공간 주석 항목
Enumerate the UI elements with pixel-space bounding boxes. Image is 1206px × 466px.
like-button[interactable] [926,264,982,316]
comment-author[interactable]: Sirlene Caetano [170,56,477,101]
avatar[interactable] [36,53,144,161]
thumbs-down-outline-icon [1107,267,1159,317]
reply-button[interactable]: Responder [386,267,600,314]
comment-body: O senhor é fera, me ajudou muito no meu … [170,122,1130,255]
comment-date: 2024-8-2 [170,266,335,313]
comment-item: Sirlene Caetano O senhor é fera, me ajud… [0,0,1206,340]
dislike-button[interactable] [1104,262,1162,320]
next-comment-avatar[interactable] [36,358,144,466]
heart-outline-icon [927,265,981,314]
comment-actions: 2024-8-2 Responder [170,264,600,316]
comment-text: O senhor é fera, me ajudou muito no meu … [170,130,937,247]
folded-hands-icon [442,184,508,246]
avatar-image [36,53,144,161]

과제 안내
위의 기록을 한 줄도 빠뜨리거나 바꾸지 말고 그대로 옮겨 적어 주세요.

최종 결과
Enumerate the UI elements with pixel-space bounding boxes. Image is 1206px × 466px.
like-button[interactable] [926,264,982,316]
comment-author[interactable]: Sirlene Caetano [170,56,477,101]
avatar[interactable] [36,53,144,161]
thumbs-down-outline-icon [1107,267,1159,317]
reply-button[interactable]: Responder [386,267,600,314]
comment-body: O senhor é fera, me ajudou muito no meu … [170,122,1130,255]
comment-date: 2024-8-2 [170,266,335,313]
comment-item: Sirlene Caetano O senhor é fera, me ajud… [0,0,1206,340]
dislike-button[interactable] [1104,262,1162,320]
next-comment-avatar[interactable] [36,358,144,466]
heart-outline-icon [927,265,981,314]
comment-actions: 2024-8-2 Responder [170,264,600,316]
comment-text: O senhor é fera, me ajudou muito no meu … [170,130,937,247]
folded-hands-icon [442,184,508,246]
avatar-image [36,53,144,161]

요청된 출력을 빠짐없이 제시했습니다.